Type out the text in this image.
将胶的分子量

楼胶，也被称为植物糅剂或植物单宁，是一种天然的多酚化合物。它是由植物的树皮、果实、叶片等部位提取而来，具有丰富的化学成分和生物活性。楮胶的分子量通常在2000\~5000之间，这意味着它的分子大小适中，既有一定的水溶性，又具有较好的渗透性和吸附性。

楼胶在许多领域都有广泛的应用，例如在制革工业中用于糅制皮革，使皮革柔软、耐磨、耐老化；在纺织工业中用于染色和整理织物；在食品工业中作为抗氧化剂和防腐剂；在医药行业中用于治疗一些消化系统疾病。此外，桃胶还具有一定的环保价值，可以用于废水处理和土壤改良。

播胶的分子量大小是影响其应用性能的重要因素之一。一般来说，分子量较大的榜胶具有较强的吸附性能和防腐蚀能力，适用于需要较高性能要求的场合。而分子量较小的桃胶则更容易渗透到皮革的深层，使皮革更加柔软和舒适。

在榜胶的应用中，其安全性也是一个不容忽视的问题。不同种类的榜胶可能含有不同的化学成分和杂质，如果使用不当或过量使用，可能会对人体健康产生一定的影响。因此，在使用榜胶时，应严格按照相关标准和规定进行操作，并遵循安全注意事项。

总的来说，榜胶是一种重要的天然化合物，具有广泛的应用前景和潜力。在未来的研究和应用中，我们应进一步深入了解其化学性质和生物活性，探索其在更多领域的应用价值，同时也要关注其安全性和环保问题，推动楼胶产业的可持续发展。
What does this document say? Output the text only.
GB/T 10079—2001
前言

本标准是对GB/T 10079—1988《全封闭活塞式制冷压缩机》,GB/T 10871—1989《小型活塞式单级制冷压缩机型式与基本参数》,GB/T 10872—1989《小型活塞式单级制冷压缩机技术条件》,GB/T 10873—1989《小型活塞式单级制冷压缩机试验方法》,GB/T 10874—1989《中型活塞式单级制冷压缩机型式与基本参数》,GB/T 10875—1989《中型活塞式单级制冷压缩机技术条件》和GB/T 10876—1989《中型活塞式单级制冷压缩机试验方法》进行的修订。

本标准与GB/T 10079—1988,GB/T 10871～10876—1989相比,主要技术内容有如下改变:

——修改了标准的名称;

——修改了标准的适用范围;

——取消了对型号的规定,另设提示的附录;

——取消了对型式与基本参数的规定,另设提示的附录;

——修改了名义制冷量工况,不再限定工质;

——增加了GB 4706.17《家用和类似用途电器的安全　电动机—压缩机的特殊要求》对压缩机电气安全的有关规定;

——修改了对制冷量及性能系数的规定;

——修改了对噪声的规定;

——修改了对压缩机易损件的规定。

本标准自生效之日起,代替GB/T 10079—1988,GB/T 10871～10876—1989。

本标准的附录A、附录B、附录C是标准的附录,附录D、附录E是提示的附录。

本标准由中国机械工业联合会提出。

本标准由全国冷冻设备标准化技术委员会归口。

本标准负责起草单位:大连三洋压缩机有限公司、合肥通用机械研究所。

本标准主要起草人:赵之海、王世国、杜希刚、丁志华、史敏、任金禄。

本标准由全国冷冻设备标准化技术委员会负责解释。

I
▬▬▬▬▬▬
From the records above, pull out each line that has "this".

● **SOLUTION BELOW**
Type out the text in this image.
What does this document say? Output the text only.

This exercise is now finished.